▸ TASK PROMPT
Which lines in the material below contain the word "утверждении"? Copy each of them.

▸ INPUT RECORDS
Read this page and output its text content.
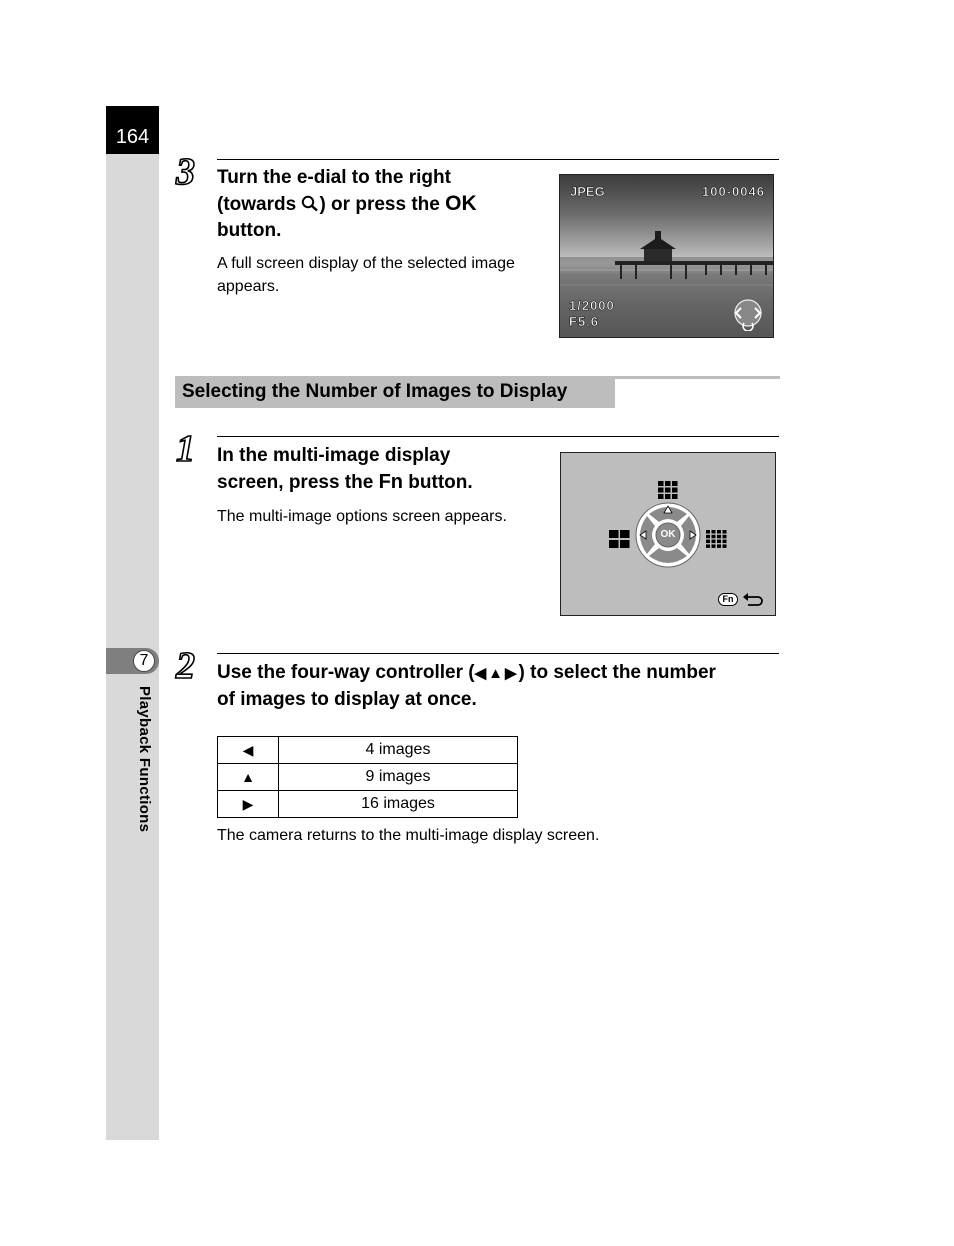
164
7
Playback Functions
3 Turn the e-dial to the right
(towards ) or press the OK
button.
A full screen display of the selected image appears.
JPEG	100-0046
1/2000
F5.6
Selecting the Number of Images to Display
1 In the multi-image display
screen, press the Fn button.
The multi-image options screen appears.
OK
Fn
2 Use the four-way controller (◀▲▶) to select the number
of images to display at once.
◀	4 images
▲	9 images
▶	16 images
The camera returns to the multi-image display screen.
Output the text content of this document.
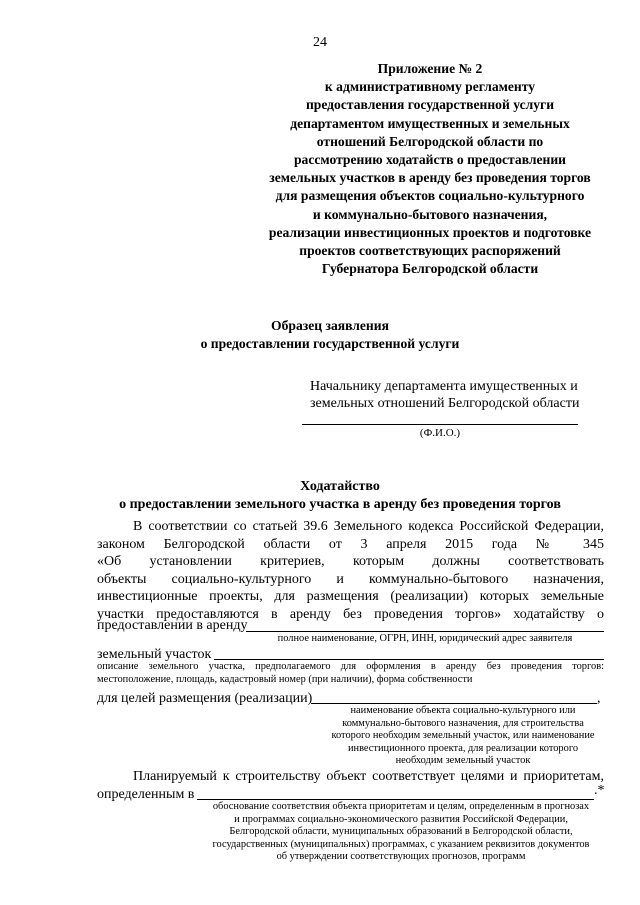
24
Приложение № 2
к административному регламенту
предоставления государственной услуги
департаментом имущественных и земельных
отношений Белгородской области по
рассмотрению ходатайств о предоставлении
земельных участков в аренду без проведения торгов
для размещения объектов социально-культурного
и коммунально-бытового назначения,
реализации инвестиционных проектов и подготовке
проектов соответствующих распоряжений
Губернатора Белгородской области
Образец заявления
о предоставлении государственной услуги
Начальнику департамента имущественных и
земельных отношений Белгородской области
(Ф.И.О.)
Ходатайство
о предоставлении земельного участка в аренду без проведения торгов
В соответствии со статьей 39.6 Земельного кодекса Российской Федерации,
законом Белгородской области от 3 апреля 2015 года № 345
«Об установлении критериев, которым должны соответствовать
объекты социально-культурного и коммунально-бытового назначения,
инвестиционные проекты, для размещения (реализации) которых земельные
участки предоставляются в аренду без проведения торгов» ходатайству о
предоставлении в аренду
полное наименование, ОГРН, ИНН, юридический адрес заявителя
земельный участок
описание земельного участка, предполагаемого для оформления в аренду без проведения торгов:
местоположение, площадь, кадастровый номер (при наличии), форма собственности
для целей размещения (реализации)	,
наименование объекта социально-культурного или
коммунально-бытового назначения, для строительства
которого необходим земельный участок, или наименование
инвестиционного проекта, для реализации которого
необходим земельный участок
Планируемый к строительству объект соответствует целями и приоритетам,
определенным в	.*
обоснование соответствия объекта приоритетам и целям, определенным в прогнозах
и программах социально-экономического развития Российской Федерации,
Белгородской области, муниципальных образований в Белгородской области,
государственных (муниципальных) программах, с указанием реквизитов документов
об утверждении соответствующих прогнозов, программ
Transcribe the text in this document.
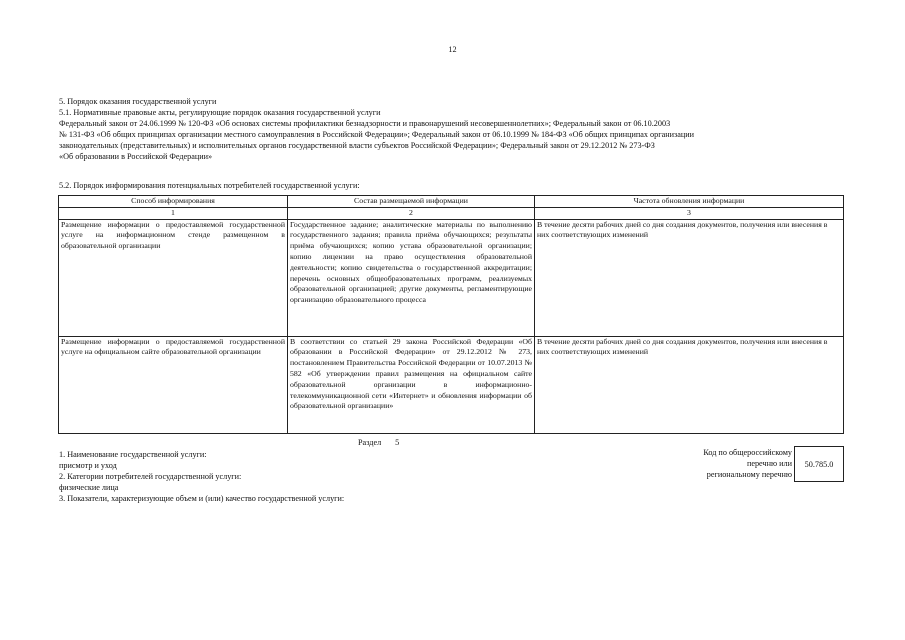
12
5. Порядок оказания государственной услуги
5.1. Нормативные правовые акты, регулирующие порядок оказания государственной услуги
Федеральный закон от 24.06.1999 № 120-ФЗ «Об основах системы профилактики безнадзорности и правонарушений несовершеннолетних»; Федеральный закон от 06.10.2003
№ 131-ФЗ «Об общих принципах организации местного самоуправления в Российской Федерации»; Федеральный закон от 06.10.1999 № 184-ФЗ «Об общих принципах организации
законодательных (представительных) и исполнительных органов государственной власти субъектов Российской Федерации»; Федеральный закон от 29.12.2012 № 273-ФЗ
«Об образовании в Российской Федерации»
5.2. Порядок информирования потенциальных потребителей государственной услуги:
Способ информирования	Состав размещаемой информации	Частота обновления информации
1	2	3
Размещение информации о предоставляемой государственной услуге на информационном стенде размещенном в образовательной организации	Государственное задание; аналитические материалы по выполнению государственного задания; правила приёма обучающихся; результаты приёма обучающихся; копию устава образовательной организации; копию лицензии на право осуществления образовательной деятельности; копию свидетельства о государственной аккредитации; перечень основных общеобразовательных программ, реализуемых образовательной организацией; другие документы, регламентирующие организацию образовательного процесса	В течение десяти рабочих дней со дня создания документов, получения или внесения в них соответствующих изменений
Размещение информации о предоставляемой государственной услуге на официальном сайте образовательной организации	В соответствии со статьей 29 закона Российской Федерации «Об образовании в Российской Федерации» от 29.12.2012 № 273, постановлением Правительства Российской Федерации от 10.07.2013 № 582 «Об утверждении правил размещения на официальном сайте образовательной организации в информационно-телекоммуникационной сети «Интернет» и обновления информации об образовательной организации»	В течение десяти рабочих дней со дня создания документов, получения или внесения в них соответствующих изменений
Раздел 5
1. Наименование государственной услуги:
присмотр и уход
2. Категории потребителей государственной услуги:
физические лица
3. Показатели, характеризующие объем и (или) качество государственной услуги:
Код по общероссийскому
перечню или
региональному перечню
50.785.0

▸ SOLUTION TO THE PROBLEM
об утверждении соответствующих прогнозов, программ
Размещение информации о предоставляемой государственной услуге на официальном сайте образовательной организации	В соответствии со статьей 29 закона Российской Федерации «Об образовании в Российской Федерации» от 29.12.2012 № 273, постановлением Правительства Российской Федерации от 10.07.2013 № 582 «Об утверждении правил размещения на официальном сайте образовательной организации в информационно-телекоммуникационной сети «Интернет» и обновления информации об образовательной организации»	В течение десяти рабочих дней со дня создания документов, получения или внесения в них соответствующих изменений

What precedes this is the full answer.